Pull out each line of the data that includes the word "софинансирования".

Dataset items
────

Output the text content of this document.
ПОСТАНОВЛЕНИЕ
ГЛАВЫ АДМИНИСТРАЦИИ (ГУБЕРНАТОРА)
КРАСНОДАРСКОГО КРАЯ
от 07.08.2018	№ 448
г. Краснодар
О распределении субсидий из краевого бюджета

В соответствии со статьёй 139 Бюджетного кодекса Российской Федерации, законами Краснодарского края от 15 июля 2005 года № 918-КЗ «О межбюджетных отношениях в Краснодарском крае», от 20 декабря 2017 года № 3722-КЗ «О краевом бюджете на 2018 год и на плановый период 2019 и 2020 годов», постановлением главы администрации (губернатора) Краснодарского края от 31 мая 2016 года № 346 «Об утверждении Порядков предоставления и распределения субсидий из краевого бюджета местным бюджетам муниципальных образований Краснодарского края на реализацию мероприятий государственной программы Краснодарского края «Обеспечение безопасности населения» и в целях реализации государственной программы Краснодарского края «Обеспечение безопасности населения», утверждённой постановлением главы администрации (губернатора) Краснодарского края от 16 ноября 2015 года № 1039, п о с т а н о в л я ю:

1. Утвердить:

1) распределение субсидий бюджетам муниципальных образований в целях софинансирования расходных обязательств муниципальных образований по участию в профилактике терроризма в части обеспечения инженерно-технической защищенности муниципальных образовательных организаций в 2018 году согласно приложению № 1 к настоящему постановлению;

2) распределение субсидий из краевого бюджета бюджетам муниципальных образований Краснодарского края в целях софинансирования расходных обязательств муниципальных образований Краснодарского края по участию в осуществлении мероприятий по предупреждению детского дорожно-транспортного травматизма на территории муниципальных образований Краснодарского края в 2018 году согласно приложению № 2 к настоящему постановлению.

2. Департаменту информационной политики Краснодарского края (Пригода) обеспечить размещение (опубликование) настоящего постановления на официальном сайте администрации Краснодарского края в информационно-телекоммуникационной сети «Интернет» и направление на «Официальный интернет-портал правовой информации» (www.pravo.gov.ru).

────

→ Response to the exercise:
1) распределение субсидий бюджетам муниципальных образований в целях софинансирования расходных обязательств муниципальных образований по участию в профилактике терроризма в части обеспечения инженерно-технической защищенности муниципальных образовательных организаций в 2018 году согласно приложению № 1 к настоящему постановлению;
2) распределение субсидий из краевого бюджета бюджетам муниципальных образований Краснодарского края в целях софинансирования расходных обязательств муниципальных образований Краснодарского края по участию в осуществлении мероприятий по предупреждению детского дорожно-транспортного травматизма на территории муниципальных образований Краснодарского края в 2018 году согласно приложению № 2 к настоящему постановлению.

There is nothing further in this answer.